--- start ---

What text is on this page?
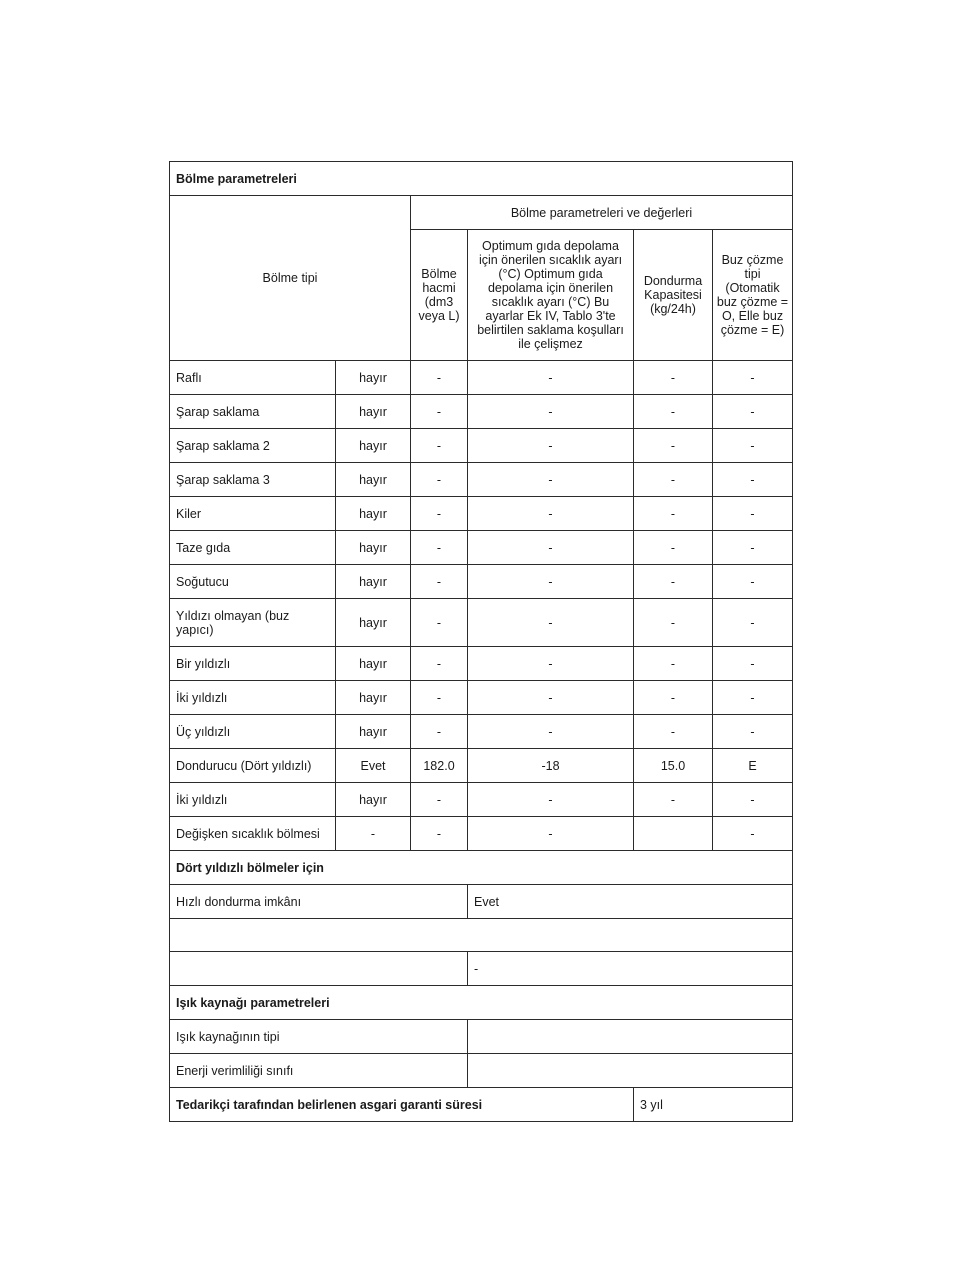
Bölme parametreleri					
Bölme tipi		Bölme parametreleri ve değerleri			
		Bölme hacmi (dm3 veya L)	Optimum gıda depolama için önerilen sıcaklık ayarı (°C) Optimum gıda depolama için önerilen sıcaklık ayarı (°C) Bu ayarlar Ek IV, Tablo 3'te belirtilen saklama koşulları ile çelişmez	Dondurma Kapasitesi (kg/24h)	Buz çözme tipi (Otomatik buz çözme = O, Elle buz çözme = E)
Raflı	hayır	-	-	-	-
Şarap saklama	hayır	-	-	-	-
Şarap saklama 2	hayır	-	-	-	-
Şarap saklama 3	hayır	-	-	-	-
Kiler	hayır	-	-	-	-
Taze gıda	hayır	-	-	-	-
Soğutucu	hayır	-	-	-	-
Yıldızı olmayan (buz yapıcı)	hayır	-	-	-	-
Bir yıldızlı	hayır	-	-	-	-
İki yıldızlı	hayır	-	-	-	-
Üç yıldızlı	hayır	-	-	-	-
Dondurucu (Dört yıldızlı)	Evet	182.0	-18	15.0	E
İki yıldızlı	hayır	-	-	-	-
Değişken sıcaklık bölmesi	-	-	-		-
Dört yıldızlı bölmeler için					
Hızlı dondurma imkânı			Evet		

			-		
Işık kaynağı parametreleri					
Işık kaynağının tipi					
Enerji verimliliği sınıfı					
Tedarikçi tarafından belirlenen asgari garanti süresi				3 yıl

--- end ---
--- start ---

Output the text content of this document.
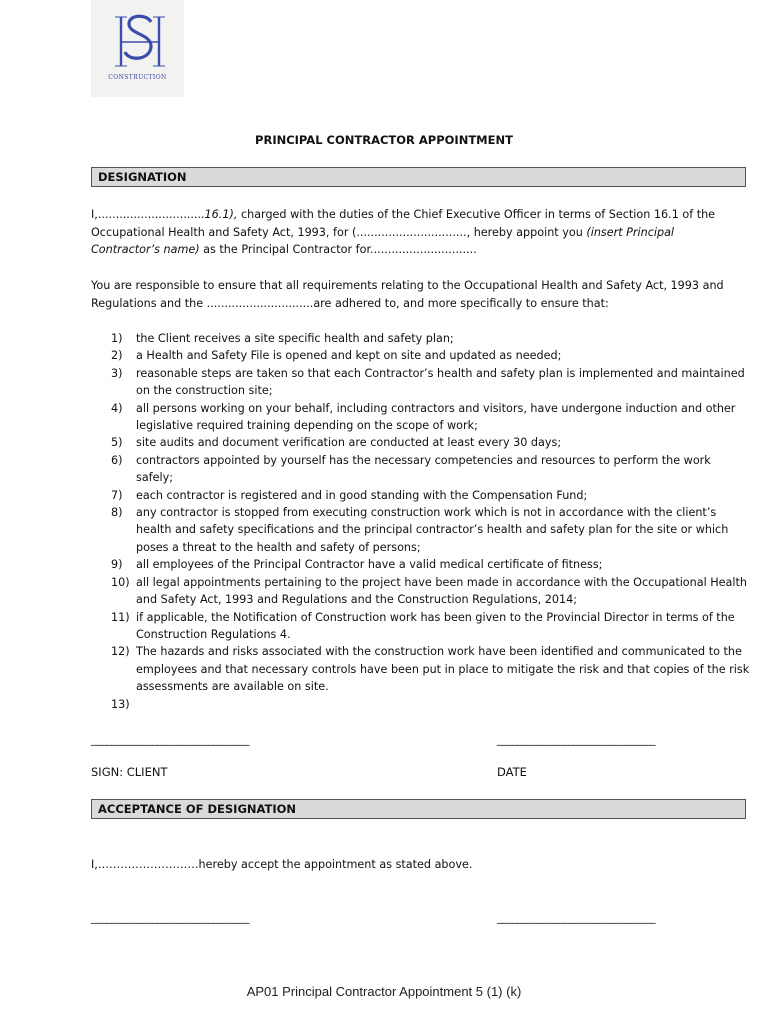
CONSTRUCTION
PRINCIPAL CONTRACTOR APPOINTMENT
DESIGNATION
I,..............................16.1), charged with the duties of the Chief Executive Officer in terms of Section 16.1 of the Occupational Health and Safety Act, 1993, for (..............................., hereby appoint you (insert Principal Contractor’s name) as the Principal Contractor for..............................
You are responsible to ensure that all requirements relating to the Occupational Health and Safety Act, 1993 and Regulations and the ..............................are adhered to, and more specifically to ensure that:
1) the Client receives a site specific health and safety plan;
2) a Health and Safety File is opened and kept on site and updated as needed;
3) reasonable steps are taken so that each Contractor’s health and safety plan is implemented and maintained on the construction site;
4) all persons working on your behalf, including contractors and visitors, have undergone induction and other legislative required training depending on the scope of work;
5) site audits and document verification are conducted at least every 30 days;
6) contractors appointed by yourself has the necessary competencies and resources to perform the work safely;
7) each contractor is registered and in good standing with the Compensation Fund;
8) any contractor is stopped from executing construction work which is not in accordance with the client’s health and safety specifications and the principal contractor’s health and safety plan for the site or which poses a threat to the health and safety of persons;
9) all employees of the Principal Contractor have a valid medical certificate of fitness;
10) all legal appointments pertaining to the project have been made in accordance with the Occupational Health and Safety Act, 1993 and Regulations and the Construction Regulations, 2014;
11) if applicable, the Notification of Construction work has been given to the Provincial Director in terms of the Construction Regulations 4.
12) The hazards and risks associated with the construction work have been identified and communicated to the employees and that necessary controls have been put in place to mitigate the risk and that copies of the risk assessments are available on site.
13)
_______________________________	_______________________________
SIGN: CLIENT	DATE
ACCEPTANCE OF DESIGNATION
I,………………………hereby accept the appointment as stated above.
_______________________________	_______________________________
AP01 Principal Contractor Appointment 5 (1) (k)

--- end ---

> **Given problem**
Every line that holds the word "have" counts once; state the total number of such lines and nothing else.

> **Answer**
4